** Task description **
Among these lines, how many include "Station"? Answer only with the number.
== Data for processing ==
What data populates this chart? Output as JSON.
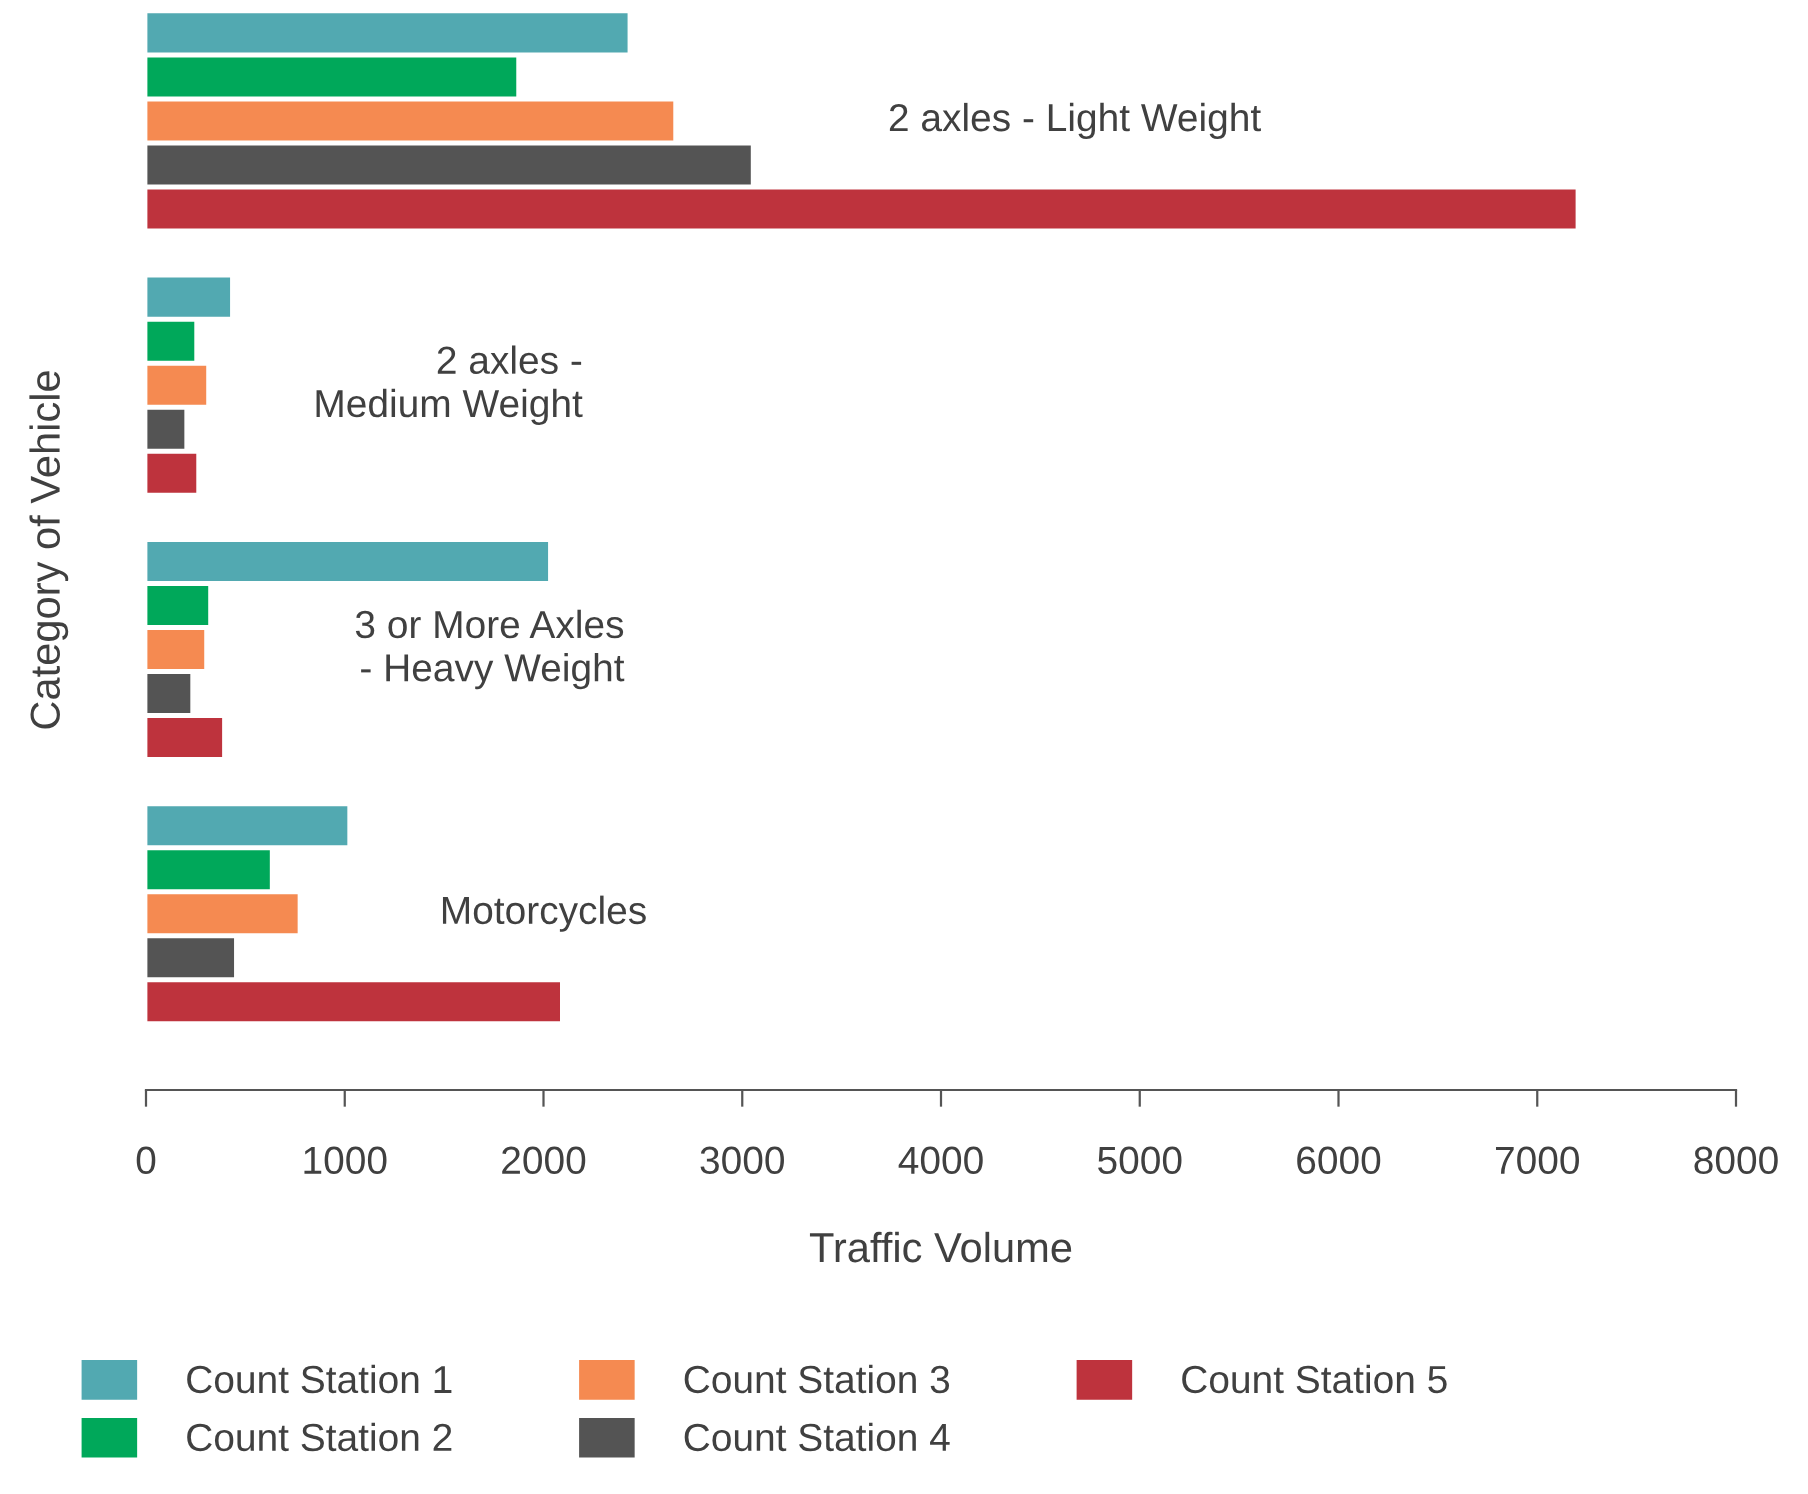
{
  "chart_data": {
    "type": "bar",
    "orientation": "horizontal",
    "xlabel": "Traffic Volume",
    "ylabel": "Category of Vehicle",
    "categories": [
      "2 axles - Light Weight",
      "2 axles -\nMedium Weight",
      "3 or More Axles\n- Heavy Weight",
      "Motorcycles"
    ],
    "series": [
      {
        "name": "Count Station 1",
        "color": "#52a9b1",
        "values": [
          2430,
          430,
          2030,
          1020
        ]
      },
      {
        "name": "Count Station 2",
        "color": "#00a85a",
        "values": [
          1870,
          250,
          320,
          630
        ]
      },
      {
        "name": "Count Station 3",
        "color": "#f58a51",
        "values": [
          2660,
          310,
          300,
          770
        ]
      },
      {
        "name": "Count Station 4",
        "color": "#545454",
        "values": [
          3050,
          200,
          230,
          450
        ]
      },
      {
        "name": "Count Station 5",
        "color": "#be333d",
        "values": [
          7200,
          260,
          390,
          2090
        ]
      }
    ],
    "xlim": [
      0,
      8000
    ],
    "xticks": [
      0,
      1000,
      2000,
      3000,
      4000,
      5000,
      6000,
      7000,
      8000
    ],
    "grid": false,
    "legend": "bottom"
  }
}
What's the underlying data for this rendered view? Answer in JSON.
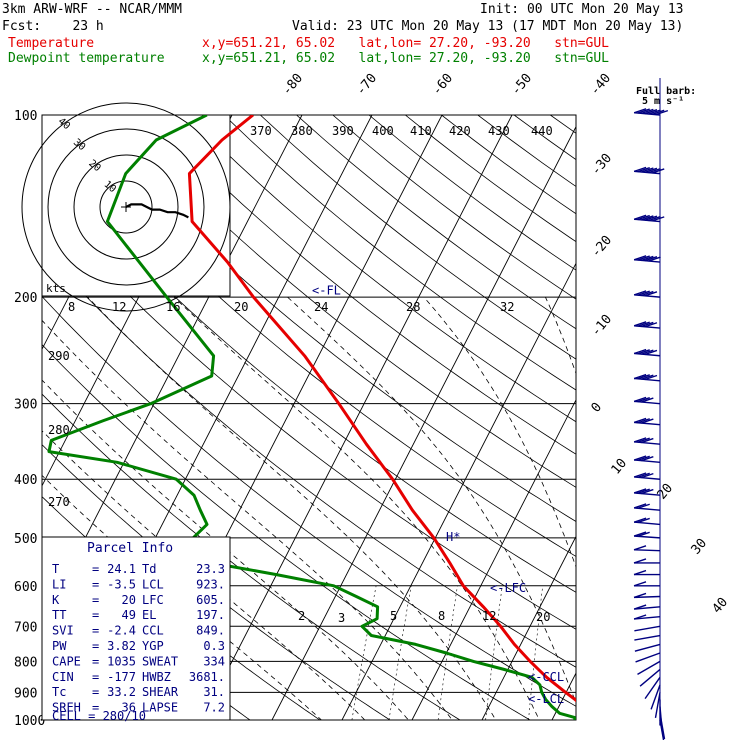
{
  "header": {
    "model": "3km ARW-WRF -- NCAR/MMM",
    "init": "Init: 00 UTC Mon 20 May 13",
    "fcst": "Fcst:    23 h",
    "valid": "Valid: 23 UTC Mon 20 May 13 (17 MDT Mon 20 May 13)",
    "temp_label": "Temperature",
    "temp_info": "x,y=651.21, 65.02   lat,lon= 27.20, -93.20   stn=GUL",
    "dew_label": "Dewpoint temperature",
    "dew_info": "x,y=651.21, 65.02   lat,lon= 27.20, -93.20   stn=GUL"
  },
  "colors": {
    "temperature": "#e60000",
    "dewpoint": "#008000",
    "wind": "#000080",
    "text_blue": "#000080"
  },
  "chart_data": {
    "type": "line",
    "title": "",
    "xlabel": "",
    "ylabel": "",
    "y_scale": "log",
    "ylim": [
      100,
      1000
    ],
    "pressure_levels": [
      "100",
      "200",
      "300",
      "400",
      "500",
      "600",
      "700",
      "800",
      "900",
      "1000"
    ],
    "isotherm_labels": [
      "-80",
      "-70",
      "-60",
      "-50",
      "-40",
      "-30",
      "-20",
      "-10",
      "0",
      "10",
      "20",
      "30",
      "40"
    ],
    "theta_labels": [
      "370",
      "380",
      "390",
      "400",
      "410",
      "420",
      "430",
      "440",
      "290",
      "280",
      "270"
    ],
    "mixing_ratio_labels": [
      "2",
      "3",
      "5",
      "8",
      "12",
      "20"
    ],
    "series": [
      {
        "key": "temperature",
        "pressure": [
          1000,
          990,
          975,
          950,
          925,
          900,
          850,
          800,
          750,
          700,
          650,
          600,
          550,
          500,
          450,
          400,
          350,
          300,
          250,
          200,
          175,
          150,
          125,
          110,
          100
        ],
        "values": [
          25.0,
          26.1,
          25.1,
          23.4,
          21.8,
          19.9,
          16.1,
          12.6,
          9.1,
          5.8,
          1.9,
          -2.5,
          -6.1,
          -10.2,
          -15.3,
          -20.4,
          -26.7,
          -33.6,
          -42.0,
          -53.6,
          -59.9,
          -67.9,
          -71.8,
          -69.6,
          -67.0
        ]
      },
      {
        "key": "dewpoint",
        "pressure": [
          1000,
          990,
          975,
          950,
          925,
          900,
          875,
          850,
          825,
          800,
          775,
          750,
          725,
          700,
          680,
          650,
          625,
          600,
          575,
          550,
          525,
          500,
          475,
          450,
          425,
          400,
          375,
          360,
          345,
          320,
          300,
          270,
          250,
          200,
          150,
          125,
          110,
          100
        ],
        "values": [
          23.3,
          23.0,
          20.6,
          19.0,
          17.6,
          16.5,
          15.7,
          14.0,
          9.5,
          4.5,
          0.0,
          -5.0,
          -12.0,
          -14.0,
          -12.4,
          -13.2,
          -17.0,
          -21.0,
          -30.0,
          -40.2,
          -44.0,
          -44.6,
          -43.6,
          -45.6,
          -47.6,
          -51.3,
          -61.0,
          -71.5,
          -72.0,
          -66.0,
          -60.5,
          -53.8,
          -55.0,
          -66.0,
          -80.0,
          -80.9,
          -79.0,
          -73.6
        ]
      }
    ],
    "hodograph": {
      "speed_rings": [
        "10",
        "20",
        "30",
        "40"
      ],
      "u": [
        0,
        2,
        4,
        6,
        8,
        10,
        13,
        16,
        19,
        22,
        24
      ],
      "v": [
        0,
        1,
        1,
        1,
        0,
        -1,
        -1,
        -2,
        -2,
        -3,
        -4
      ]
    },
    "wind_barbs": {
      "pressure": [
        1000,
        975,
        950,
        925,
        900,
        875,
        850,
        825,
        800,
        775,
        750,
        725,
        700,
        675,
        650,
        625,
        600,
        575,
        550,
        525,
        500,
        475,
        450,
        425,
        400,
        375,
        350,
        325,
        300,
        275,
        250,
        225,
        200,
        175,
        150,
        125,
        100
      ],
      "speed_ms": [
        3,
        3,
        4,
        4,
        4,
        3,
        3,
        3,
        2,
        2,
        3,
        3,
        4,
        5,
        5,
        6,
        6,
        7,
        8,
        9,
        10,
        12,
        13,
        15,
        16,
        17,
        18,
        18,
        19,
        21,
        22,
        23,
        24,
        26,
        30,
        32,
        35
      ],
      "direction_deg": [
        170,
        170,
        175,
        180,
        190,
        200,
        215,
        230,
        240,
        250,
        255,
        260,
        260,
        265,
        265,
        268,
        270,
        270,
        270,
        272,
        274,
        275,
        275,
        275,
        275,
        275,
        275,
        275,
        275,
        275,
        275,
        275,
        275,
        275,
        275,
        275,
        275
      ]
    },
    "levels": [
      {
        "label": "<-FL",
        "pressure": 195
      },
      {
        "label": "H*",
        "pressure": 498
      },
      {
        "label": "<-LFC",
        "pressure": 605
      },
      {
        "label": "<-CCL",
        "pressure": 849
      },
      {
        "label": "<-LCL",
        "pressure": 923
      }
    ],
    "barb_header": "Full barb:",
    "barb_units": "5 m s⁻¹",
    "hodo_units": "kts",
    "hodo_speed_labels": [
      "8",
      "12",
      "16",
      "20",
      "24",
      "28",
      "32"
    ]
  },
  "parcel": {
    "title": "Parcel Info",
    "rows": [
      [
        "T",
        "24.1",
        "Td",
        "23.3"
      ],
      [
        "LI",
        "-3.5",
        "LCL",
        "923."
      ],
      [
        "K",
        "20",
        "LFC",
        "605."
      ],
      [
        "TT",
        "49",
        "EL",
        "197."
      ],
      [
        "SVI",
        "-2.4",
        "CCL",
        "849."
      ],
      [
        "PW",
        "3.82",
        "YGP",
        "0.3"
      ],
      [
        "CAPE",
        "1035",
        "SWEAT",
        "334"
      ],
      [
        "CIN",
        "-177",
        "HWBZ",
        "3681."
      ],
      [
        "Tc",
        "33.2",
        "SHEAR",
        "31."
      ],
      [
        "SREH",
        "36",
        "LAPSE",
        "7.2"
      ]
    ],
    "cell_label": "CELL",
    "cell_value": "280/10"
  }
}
===
** Written response **
5